*Task to carry out*: Quote the records in full and leave their pictures out.

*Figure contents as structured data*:

++++

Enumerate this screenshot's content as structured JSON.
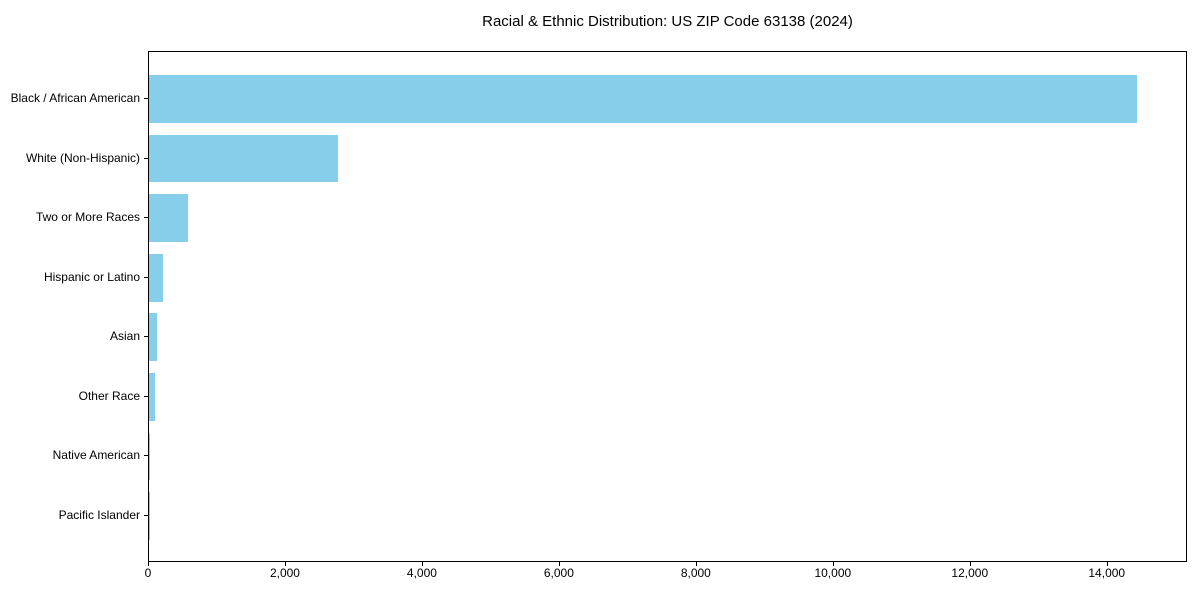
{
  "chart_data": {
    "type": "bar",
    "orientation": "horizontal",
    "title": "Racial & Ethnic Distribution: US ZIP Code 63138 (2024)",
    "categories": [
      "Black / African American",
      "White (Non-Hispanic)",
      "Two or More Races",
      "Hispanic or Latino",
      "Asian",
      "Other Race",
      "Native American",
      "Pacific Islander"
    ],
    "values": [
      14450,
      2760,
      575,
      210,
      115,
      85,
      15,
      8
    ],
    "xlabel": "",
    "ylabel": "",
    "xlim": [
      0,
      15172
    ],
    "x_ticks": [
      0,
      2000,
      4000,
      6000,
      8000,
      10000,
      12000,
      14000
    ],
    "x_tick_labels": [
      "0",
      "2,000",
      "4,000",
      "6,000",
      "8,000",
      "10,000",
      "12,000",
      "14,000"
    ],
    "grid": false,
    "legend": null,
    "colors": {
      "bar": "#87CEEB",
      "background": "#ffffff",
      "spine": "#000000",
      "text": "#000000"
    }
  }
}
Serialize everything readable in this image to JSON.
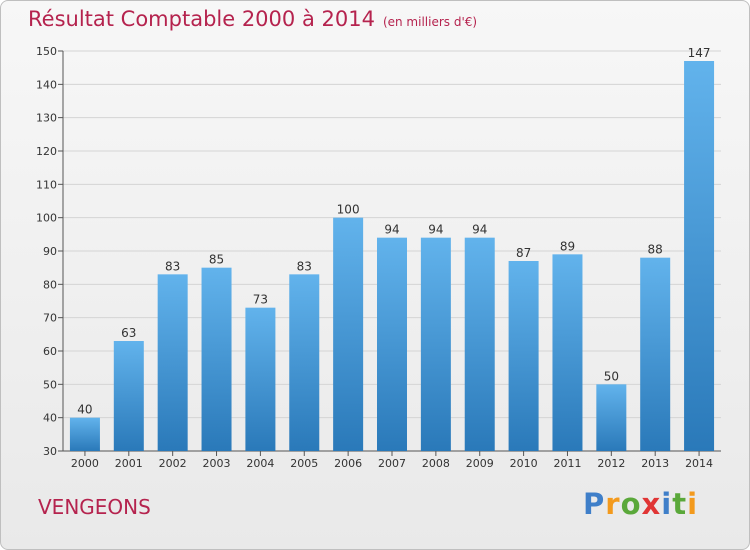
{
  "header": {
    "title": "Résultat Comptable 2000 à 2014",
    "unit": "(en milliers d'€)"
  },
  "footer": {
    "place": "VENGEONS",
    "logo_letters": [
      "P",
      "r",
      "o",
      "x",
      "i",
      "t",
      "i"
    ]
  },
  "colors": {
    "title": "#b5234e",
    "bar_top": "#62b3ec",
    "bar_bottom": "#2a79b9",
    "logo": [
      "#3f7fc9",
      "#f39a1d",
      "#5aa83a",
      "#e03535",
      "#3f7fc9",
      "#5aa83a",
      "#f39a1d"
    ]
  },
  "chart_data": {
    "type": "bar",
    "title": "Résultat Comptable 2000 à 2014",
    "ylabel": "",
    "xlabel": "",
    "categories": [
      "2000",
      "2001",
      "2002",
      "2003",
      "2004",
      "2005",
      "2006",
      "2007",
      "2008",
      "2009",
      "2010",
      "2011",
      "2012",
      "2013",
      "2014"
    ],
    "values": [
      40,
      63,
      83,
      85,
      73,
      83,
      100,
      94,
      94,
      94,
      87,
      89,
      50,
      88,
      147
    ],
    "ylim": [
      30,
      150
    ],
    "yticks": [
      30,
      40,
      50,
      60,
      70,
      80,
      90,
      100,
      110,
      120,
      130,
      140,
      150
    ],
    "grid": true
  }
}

++++

*Task result*:
Enumerate this screenshot's content as structured JSON.
{
  "chart_data": {
    "type": "bar",
    "orientation": "horizontal",
    "title": "Racial & Ethnic Distribution: US ZIP Code 63138 (2024)",
    "categories": [
      "Black / African American",
      "White (Non-Hispanic)",
      "Two or More Races",
      "Hispanic or Latino",
      "Asian",
      "Other Race",
      "Native American",
      "Pacific Islander"
    ],
    "values": [
      14450,
      2760,
      575,
      210,
      115,
      85,
      15,
      8
    ],
    "xlabel": "",
    "ylabel": "",
    "xlim": [
      0,
      15172
    ],
    "x_ticks": [
      0,
      2000,
      4000,
      6000,
      8000,
      10000,
      12000,
      14000
    ],
    "x_tick_labels": [
      "0",
      "2,000",
      "4,000",
      "6,000",
      "8,000",
      "10,000",
      "12,000",
      "14,000"
    ],
    "grid": false,
    "legend": null,
    "colors": {
      "bar": "#87CEEB",
      "background": "#ffffff",
      "spine": "#000000",
      "text": "#000000"
    }
  }
}
Serialize everything readable in this image to JSON.
{
  "header": {
    "title": "Résultat Comptable 2000 à 2014",
    "unit": "(en milliers d'€)"
  },
  "footer": {
    "place": "VENGEONS",
    "logo_letters": [
      "P",
      "r",
      "o",
      "x",
      "i",
      "t",
      "i"
    ]
  },
  "colors": {
    "title": "#b5234e",
    "bar_top": "#62b3ec",
    "bar_bottom": "#2a79b9",
    "logo": [
      "#3f7fc9",
      "#f39a1d",
      "#5aa83a",
      "#e03535",
      "#3f7fc9",
      "#5aa83a",
      "#f39a1d"
    ]
  },
  "chart_data": {
    "type": "bar",
    "title": "Résultat Comptable 2000 à 2014",
    "ylabel": "",
    "xlabel": "",
    "categories": [
      "2000",
      "2001",
      "2002",
      "2003",
      "2004",
      "2005",
      "2006",
      "2007",
      "2008",
      "2009",
      "2010",
      "2011",
      "2012",
      "2013",
      "2014"
    ],
    "values": [
      40,
      63,
      83,
      85,
      73,
      83,
      100,
      94,
      94,
      94,
      87,
      89,
      50,
      88,
      147
    ],
    "ylim": [
      30,
      150
    ],
    "yticks": [
      30,
      40,
      50,
      60,
      70,
      80,
      90,
      100,
      110,
      120,
      130,
      140,
      150
    ],
    "grid": true
  }
}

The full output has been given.